◆ TASK ◆
All lines below must be repeated exactly, with the pictures omitted.

◆ ENTRIES ◆

****

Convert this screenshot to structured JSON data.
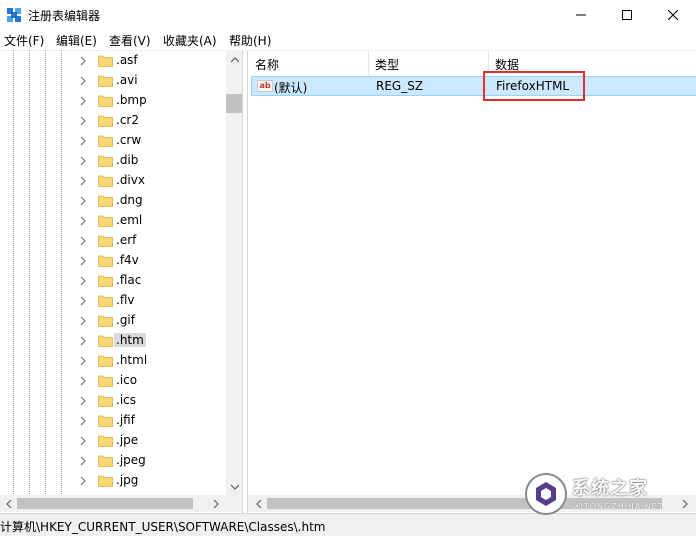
{
  "window": {
    "title": "注册表编辑器"
  },
  "menu": [
    {
      "label": "文件(F)"
    },
    {
      "label": "编辑(E)"
    },
    {
      "label": "查看(V)"
    },
    {
      "label": "收藏夹(A)"
    },
    {
      "label": "帮助(H)"
    }
  ],
  "tree": {
    "items": [
      {
        "label": ".asf"
      },
      {
        "label": ".avi"
      },
      {
        "label": ".bmp"
      },
      {
        "label": ".cr2"
      },
      {
        "label": ".crw"
      },
      {
        "label": ".dib"
      },
      {
        "label": ".divx"
      },
      {
        "label": ".dng"
      },
      {
        "label": ".eml"
      },
      {
        "label": ".erf"
      },
      {
        "label": ".f4v"
      },
      {
        "label": ".flac"
      },
      {
        "label": ".flv"
      },
      {
        "label": ".gif"
      },
      {
        "label": ".htm"
      },
      {
        "label": ".html"
      },
      {
        "label": ".ico"
      },
      {
        "label": ".ics"
      },
      {
        "label": ".jfif"
      },
      {
        "label": ".jpe"
      },
      {
        "label": ".jpeg"
      },
      {
        "label": ".jpg"
      }
    ],
    "selected_label": ".htm"
  },
  "list": {
    "columns": [
      "名称",
      "类型",
      "数据"
    ],
    "rows": [
      {
        "name": "(默认)",
        "type": "REG_SZ",
        "data": "FirefoxHTML",
        "icon_text": "ab"
      }
    ]
  },
  "status": {
    "path": "计算机\\HKEY_CURRENT_USER\\SOFTWARE\\Classes\\.htm"
  },
  "watermark": {
    "text": "系统之家",
    "sub": "XITONGZHIJIA.NET"
  },
  "colors": {
    "selection": "#cce8ff",
    "selection_border": "#99d1ff",
    "highlight_box": "#e0302e",
    "folder": "#f8d775",
    "scrollbar_thumb": "#c2c2c2"
  },
  "icons": {
    "app": "regedit-icon",
    "minimize": "minimize-icon",
    "maximize": "maximize-icon",
    "close": "close-icon",
    "chevron": "chevron-right-icon",
    "folder": "folder-icon",
    "string_value": "ab-string-icon"
  }
}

****

◆ EXERCISE ANSWER ◆
Convert this screenshot to structured JSON data.
{
  "window": {
    "title": "注册表编辑器"
  },
  "menu": [
    {
      "label": "文件(F)"
    },
    {
      "label": "编辑(E)"
    },
    {
      "label": "查看(V)"
    },
    {
      "label": "收藏夹(A)"
    },
    {
      "label": "帮助(H)"
    }
  ],
  "tree": {
    "items": [
      {
        "label": ".asf"
      },
      {
        "label": ".avi"
      },
      {
        "label": ".bmp"
      },
      {
        "label": ".cr2"
      },
      {
        "label": ".crw"
      },
      {
        "label": ".dib"
      },
      {
        "label": ".divx"
      },
      {
        "label": ".dng"
      },
      {
        "label": ".eml"
      },
      {
        "label": ".erf"
      },
      {
        "label": ".f4v"
      },
      {
        "label": ".flac"
      },
      {
        "label": ".flv"
      },
      {
        "label": ".gif"
      },
      {
        "label": ".htm"
      },
      {
        "label": ".html"
      },
      {
        "label": ".ico"
      },
      {
        "label": ".ics"
      },
      {
        "label": ".jfif"
      },
      {
        "label": ".jpe"
      },
      {
        "label": ".jpeg"
      },
      {
        "label": ".jpg"
      }
    ],
    "selected_label": ".htm"
  },
  "list": {
    "columns": [
      "名称",
      "类型",
      "数据"
    ],
    "rows": [
      {
        "name": "(默认)",
        "type": "REG_SZ",
        "data": "FirefoxHTML",
        "icon_text": "ab"
      }
    ]
  },
  "status": {
    "path": "计算机\\HKEY_CURRENT_USER\\SOFTWARE\\Classes\\.htm"
  },
  "watermark": {
    "text": "系统之家",
    "sub": "XITONGZHIJIA.NET"
  },
  "colors": {
    "selection": "#cce8ff",
    "selection_border": "#99d1ff",
    "highlight_box": "#e0302e",
    "folder": "#f8d775",
    "scrollbar_thumb": "#c2c2c2"
  },
  "icons": {
    "app": "regedit-icon",
    "minimize": "minimize-icon",
    "maximize": "maximize-icon",
    "close": "close-icon",
    "chevron": "chevron-right-icon",
    "folder": "folder-icon",
    "string_value": "ab-string-icon"
  }
}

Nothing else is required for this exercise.